**Instructions to follow**
Print out each entry below exactly, please.

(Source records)
=-=-=
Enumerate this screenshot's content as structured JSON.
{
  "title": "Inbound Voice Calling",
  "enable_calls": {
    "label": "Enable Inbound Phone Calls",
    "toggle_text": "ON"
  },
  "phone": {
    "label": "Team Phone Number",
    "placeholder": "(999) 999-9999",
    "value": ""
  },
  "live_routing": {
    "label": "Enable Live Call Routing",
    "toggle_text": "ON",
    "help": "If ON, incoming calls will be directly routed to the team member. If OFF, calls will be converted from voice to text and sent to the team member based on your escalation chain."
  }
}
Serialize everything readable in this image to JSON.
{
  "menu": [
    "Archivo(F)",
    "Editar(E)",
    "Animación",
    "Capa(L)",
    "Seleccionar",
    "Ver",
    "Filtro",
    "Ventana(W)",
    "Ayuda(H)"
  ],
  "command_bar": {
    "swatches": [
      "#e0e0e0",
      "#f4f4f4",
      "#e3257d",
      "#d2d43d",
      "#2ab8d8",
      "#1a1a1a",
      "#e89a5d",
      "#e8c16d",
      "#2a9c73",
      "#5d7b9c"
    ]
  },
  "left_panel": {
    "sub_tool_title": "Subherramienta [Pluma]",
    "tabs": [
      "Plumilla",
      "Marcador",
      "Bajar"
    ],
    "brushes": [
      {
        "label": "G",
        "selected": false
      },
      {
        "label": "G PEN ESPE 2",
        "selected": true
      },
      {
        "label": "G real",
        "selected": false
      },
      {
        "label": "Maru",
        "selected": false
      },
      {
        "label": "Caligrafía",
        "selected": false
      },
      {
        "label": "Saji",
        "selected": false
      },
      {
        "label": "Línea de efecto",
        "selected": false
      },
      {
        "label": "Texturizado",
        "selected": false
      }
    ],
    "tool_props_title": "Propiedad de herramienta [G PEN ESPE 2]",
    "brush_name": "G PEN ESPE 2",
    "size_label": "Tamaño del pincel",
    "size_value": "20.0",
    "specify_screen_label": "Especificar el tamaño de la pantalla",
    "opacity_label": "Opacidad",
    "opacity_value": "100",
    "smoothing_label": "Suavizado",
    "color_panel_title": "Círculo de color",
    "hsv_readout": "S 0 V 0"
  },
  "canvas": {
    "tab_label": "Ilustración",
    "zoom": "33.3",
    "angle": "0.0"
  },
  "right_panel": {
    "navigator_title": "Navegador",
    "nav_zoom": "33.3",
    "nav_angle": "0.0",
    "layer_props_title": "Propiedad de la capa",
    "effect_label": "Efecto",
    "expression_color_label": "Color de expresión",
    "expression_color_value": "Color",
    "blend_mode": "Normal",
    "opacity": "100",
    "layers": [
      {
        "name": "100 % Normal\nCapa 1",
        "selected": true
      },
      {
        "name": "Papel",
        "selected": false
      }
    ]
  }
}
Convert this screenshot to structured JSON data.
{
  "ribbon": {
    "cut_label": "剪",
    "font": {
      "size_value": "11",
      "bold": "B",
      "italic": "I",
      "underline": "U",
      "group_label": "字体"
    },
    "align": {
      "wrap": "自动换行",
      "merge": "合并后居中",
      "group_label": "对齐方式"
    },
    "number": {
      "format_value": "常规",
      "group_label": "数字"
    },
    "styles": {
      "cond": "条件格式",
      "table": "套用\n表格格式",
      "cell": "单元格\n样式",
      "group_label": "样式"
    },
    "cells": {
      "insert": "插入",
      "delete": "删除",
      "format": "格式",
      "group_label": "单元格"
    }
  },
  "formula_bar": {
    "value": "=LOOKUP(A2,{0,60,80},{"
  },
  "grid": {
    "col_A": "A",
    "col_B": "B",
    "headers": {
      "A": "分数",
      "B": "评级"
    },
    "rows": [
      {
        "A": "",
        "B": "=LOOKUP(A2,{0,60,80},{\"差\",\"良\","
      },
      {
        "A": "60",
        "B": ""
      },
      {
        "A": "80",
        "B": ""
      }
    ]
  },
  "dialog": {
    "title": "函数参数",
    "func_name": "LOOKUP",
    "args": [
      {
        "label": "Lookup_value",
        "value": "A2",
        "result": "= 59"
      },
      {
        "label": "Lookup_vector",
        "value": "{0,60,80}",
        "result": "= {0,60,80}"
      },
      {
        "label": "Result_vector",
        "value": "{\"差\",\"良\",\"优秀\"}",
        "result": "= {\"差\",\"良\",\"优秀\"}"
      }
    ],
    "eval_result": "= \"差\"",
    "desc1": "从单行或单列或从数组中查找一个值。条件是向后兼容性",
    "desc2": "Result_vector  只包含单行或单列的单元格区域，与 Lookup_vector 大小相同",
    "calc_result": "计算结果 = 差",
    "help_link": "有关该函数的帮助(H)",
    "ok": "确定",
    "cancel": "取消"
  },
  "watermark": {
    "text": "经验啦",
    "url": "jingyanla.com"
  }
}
=-=-=
**Task answer**
Enumerate this screenshot's content as structured JSON.
{
  "title": "Inbound Voice Calling",
  "enable_calls": {
    "label": "Enable Inbound Phone Calls",
    "toggle_text": "ON"
  },
  "phone": {
    "label": "Team Phone Number",
    "placeholder": "(999) 999-9999",
    "value": ""
  },
  "live_routing": {
    "label": "Enable Live Call Routing",
    "toggle_text": "ON",
    "help": "If ON, incoming calls will be directly routed to the team member. If OFF, calls will be converted from voice to text and sent to the team member based on your escalation chain."
  }
}
Serialize everything readable in this image to JSON.
{
  "menu": [
    "Archivo(F)",
    "Editar(E)",
    "Animación",
    "Capa(L)",
    "Seleccionar",
    "Ver",
    "Filtro",
    "Ventana(W)",
    "Ayuda(H)"
  ],
  "command_bar": {
    "swatches": [
      "#e0e0e0",
      "#f4f4f4",
      "#e3257d",
      "#d2d43d",
      "#2ab8d8",
      "#1a1a1a",
      "#e89a5d",
      "#e8c16d",
      "#2a9c73",
      "#5d7b9c"
    ]
  },
  "left_panel": {
    "sub_tool_title": "Subherramienta [Pluma]",
    "tabs": [
      "Plumilla",
      "Marcador",
      "Bajar"
    ],
    "brushes": [
      {
        "label": "G",
        "selected": false
      },
      {
        "label": "G PEN ESPE 2",
        "selected": true
      },
      {
        "label": "G real",
        "selected": false
      },
      {
        "label": "Maru",
        "selected": false
      },
      {
        "label": "Caligrafía",
        "selected": false
      },
      {
        "label": "Saji",
        "selected": false
      },
      {
        "label": "Línea de efecto",
        "selected": false
      },
      {
        "label": "Texturizado",
        "selected": false
      }
    ],
    "tool_props_title": "Propiedad de herramienta [G PEN ESPE 2]",
    "brush_name": "G PEN ESPE 2",
    "size_label": "Tamaño del pincel",
    "size_value": "20.0",
    "specify_screen_label": "Especificar el tamaño de la pantalla",
    "opacity_label": "Opacidad",
    "opacity_value": "100",
    "smoothing_label": "Suavizado",
    "color_panel_title": "Círculo de color",
    "hsv_readout": "S 0 V 0"
  },
  "canvas": {
    "tab_label": "Ilustración",
    "zoom": "33.3",
    "angle": "0.0"
  },
  "right_panel": {
    "navigator_title": "Navegador",
    "nav_zoom": "33.3",
    "nav_angle": "0.0",
    "layer_props_title": "Propiedad de la capa",
    "effect_label": "Efecto",
    "expression_color_label": "Color de expresión",
    "expression_color_value": "Color",
    "blend_mode": "Normal",
    "opacity": "100",
    "layers": [
      {
        "name": "100 % Normal\nCapa 1",
        "selected": true
      },
      {
        "name": "Papel",
        "selected": false
      }
    ]
  }
}
Convert this screenshot to structured JSON data.
{
  "ribbon": {
    "cut_label": "剪",
    "font": {
      "size_value": "11",
      "bold": "B",
      "italic": "I",
      "underline": "U",
      "group_label": "字体"
    },
    "align": {
      "wrap": "自动换行",
      "merge": "合并后居中",
      "group_label": "对齐方式"
    },
    "number": {
      "format_value": "常规",
      "group_label": "数字"
    },
    "styles": {
      "cond": "条件格式",
      "table": "套用\n表格格式",
      "cell": "单元格\n样式",
      "group_label": "样式"
    },
    "cells": {
      "insert": "插入",
      "delete": "删除",
      "format": "格式",
      "group_label": "单元格"
    }
  },
  "formula_bar": {
    "value": "=LOOKUP(A2,{0,60,80},{"
  },
  "grid": {
    "col_A": "A",
    "col_B": "B",
    "headers": {
      "A": "分数",
      "B": "评级"
    },
    "rows": [
      {
        "A": "",
        "B": "=LOOKUP(A2,{0,60,80},{\"差\",\"良\","
      },
      {
        "A": "60",
        "B": ""
      },
      {
        "A": "80",
        "B": ""
      }
    ]
  },
  "dialog": {
    "title": "函数参数",
    "func_name": "LOOKUP",
    "args": [
      {
        "label": "Lookup_value",
        "value": "A2",
        "result": "= 59"
      },
      {
        "label": "Lookup_vector",
        "value": "{0,60,80}",
        "result": "= {0,60,80}"
      },
      {
        "label": "Result_vector",
        "value": "{\"差\",\"良\",\"优秀\"}",
        "result": "= {\"差\",\"良\",\"优秀\"}"
      }
    ],
    "eval_result": "= \"差\"",
    "desc1": "从单行或单列或从数组中查找一个值。条件是向后兼容性",
    "desc2": "Result_vector  只包含单行或单列的单元格区域，与 Lookup_vector 大小相同",
    "calc_result": "计算结果 = 差",
    "help_link": "有关该函数的帮助(H)",
    "ok": "确定",
    "cancel": "取消"
  },
  "watermark": {
    "text": "经验啦",
    "url": "jingyanla.com"
  }
}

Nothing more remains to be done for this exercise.